_PROVIDED INFORMATION_
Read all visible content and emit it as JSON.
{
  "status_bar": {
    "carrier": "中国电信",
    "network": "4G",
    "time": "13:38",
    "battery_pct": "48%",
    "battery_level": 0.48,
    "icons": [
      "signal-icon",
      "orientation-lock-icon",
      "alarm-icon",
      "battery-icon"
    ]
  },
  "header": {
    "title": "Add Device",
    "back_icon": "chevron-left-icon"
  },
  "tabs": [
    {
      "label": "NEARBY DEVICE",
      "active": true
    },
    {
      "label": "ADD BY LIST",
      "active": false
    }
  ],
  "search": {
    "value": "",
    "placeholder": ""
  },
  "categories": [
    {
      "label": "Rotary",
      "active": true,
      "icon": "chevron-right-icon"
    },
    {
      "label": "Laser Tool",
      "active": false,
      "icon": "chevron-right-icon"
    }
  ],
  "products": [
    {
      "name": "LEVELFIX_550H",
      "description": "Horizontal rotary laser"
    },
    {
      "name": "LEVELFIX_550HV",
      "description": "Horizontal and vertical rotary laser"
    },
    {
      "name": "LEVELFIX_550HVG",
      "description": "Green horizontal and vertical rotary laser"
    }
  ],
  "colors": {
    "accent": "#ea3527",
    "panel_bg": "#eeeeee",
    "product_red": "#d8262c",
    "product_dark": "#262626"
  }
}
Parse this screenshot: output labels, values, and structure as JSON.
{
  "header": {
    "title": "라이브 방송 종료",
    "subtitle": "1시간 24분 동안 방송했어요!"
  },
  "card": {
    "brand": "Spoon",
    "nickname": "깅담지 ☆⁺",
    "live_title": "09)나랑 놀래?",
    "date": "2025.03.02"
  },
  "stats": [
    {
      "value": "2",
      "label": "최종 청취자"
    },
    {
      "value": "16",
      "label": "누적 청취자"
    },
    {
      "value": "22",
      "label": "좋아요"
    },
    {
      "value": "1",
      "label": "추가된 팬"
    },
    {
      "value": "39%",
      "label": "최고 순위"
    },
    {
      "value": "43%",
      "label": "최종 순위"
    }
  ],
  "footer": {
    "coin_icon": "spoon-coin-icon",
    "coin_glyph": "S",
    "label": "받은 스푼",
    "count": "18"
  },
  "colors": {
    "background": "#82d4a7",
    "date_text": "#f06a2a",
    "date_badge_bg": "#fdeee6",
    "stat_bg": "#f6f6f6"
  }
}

_WHAT YOU SHOULD DO_
Show every line of the listing in which the string "description" can be found.

_PROBLEM SOLUTION_
      "description": "Horizontal rotary laser"
      "description": "Horizontal and vertical rotary laser"
      "description": "Green horizontal and vertical rotary laser"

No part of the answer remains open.